Exercise description:
Each entry below is to be extracted exactly.

━━━ Records shown

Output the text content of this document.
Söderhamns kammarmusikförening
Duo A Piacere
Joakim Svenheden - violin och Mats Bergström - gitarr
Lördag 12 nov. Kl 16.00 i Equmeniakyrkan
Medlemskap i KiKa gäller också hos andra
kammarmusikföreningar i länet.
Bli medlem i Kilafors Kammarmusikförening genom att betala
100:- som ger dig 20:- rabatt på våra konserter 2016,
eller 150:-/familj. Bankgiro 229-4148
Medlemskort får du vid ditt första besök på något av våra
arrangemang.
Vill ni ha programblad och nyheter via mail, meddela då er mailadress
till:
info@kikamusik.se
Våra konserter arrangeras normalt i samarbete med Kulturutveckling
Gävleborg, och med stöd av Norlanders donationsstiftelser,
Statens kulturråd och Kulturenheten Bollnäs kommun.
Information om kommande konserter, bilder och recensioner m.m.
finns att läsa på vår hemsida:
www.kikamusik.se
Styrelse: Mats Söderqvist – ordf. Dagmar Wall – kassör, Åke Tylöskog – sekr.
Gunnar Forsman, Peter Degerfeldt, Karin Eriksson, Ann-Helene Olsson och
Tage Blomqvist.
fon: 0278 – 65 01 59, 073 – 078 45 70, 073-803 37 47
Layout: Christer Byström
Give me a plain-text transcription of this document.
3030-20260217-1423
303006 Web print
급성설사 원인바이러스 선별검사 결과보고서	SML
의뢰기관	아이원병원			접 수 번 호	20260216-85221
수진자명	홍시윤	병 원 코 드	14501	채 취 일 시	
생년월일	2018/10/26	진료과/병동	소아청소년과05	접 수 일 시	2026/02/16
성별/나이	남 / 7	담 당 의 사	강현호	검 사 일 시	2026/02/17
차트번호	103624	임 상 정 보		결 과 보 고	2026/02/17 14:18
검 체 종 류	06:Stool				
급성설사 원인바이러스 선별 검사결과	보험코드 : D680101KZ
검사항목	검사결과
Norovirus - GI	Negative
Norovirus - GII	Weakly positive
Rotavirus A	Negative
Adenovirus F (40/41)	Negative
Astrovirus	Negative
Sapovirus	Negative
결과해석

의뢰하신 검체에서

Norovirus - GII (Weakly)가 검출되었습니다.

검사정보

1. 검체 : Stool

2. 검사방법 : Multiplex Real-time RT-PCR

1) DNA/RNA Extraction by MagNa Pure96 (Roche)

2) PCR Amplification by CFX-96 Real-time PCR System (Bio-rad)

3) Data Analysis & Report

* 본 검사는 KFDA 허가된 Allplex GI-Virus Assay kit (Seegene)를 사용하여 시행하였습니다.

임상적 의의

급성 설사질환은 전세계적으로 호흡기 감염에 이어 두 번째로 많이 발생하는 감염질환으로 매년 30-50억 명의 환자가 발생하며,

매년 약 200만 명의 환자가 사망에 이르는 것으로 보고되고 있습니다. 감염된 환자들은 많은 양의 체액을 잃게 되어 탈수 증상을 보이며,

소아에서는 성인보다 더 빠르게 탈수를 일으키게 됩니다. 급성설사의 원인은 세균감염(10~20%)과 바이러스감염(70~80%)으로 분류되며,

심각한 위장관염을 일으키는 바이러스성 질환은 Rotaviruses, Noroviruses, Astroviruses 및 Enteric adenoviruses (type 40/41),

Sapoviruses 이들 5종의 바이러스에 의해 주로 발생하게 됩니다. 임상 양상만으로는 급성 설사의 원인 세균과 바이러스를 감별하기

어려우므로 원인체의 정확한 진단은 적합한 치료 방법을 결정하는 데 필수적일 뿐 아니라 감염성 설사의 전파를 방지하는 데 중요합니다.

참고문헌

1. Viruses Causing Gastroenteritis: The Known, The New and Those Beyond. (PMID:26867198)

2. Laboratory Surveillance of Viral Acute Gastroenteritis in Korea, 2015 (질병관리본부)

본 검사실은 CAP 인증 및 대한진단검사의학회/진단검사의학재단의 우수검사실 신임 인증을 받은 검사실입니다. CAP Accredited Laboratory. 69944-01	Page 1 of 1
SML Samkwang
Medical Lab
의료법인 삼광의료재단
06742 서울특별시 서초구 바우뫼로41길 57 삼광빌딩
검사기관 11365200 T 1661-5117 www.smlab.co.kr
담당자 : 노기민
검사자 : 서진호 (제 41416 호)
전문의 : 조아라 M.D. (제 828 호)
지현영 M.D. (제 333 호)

━━━━━━

Solution below:
Output the text content of this document.
Söderhamns kammarmusikförening
Duo A Piacere
Joakim Svenheden - violin och Mats Bergström - gitarr
Lördag 12 nov. Kl 16.00 i Equmeniakyrkan
Medlemskap i KiKa gäller också hos andra
kammarmusikföreningar i länet.
Bli medlem i Kilafors Kammarmusikförening genom att betala
100:- som ger dig 20:- rabatt på våra konserter 2016,
eller 150:-/familj. Bankgiro 229-4148
Medlemskort får du vid ditt första besök på något av våra
arrangemang.
Vill ni ha programblad och nyheter via mail, meddela då er mailadress
till:
info@kikamusik.se
Våra konserter arrangeras normalt i samarbete med Kulturutveckling
Gävleborg, och med stöd av Norlanders donationsstiftelser,
Statens kulturråd och Kulturenheten Bollnäs kommun.
Information om kommande konserter, bilder och recensioner m.m.
finns att läsa på vår hemsida:
www.kikamusik.se
Styrelse: Mats Söderqvist – ordf. Dagmar Wall – kassör, Åke Tylöskog – sekr.
Gunnar Forsman, Peter Degerfeldt, Karin Eriksson, Ann-Helene Olsson och
Tage Blomqvist.
fon: 0278 – 65 01 59, 073 – 078 45 70, 073-803 37 47
Layout: Christer Byström
Give me a plain-text transcription of this document.
3030-20260217-1423
303006 Web print
급성설사 원인바이러스 선별검사 결과보고서	SML
의뢰기관	아이원병원			접 수 번 호	20260216-85221
수진자명	홍시윤	병 원 코 드	14501	채 취 일 시	
생년월일	2018/10/26	진료과/병동	소아청소년과05	접 수 일 시	2026/02/16
성별/나이	남 / 7	담 당 의 사	강현호	검 사 일 시	2026/02/17
차트번호	103624	임 상 정 보		결 과 보 고	2026/02/17 14:18
검 체 종 류	06:Stool				
급성설사 원인바이러스 선별 검사결과	보험코드 : D680101KZ
검사항목	검사결과
Norovirus - GI	Negative
Norovirus - GII	Weakly positive
Rotavirus A	Negative
Adenovirus F (40/41)	Negative
Astrovirus	Negative
Sapovirus	Negative
결과해석

의뢰하신 검체에서

Norovirus - GII (Weakly)가 검출되었습니다.

검사정보

1. 검체 : Stool

2. 검사방법 : Multiplex Real-time RT-PCR

1) DNA/RNA Extraction by MagNa Pure96 (Roche)

2) PCR Amplification by CFX-96 Real-time PCR System (Bio-rad)

3) Data Analysis & Report

* 본 검사는 KFDA 허가된 Allplex GI-Virus Assay kit (Seegene)를 사용하여 시행하였습니다.

임상적 의의

급성 설사질환은 전세계적으로 호흡기 감염에 이어 두 번째로 많이 발생하는 감염질환으로 매년 30-50억 명의 환자가 발생하며,

매년 약 200만 명의 환자가 사망에 이르는 것으로 보고되고 있습니다. 감염된 환자들은 많은 양의 체액을 잃게 되어 탈수 증상을 보이며,

소아에서는 성인보다 더 빠르게 탈수를 일으키게 됩니다. 급성설사의 원인은 세균감염(10~20%)과 바이러스감염(70~80%)으로 분류되며,

심각한 위장관염을 일으키는 바이러스성 질환은 Rotaviruses, Noroviruses, Astroviruses 및 Enteric adenoviruses (type 40/41),

Sapoviruses 이들 5종의 바이러스에 의해 주로 발생하게 됩니다. 임상 양상만으로는 급성 설사의 원인 세균과 바이러스를 감별하기

어려우므로 원인체의 정확한 진단은 적합한 치료 방법을 결정하는 데 필수적일 뿐 아니라 감염성 설사의 전파를 방지하는 데 중요합니다.

참고문헌

1. Viruses Causing Gastroenteritis: The Known, The New and Those Beyond. (PMID:26867198)

2. Laboratory Surveillance of Viral Acute Gastroenteritis in Korea, 2015 (질병관리본부)

본 검사실은 CAP 인증 및 대한진단검사의학회/진단검사의학재단의 우수검사실 신임 인증을 받은 검사실입니다. CAP Accredited Laboratory. 69944-01	Page 1 of 1
SML Samkwang
Medical Lab
의료법인 삼광의료재단
06742 서울특별시 서초구 바우뫼로41길 57 삼광빌딩
검사기관 11365200 T 1661-5117 www.smlab.co.kr
담당자 : 노기민
검사자 : 서진호 (제 41416 호)
전문의 : 조아라 M.D. (제 828 호)
지현영 M.D. (제 333 호)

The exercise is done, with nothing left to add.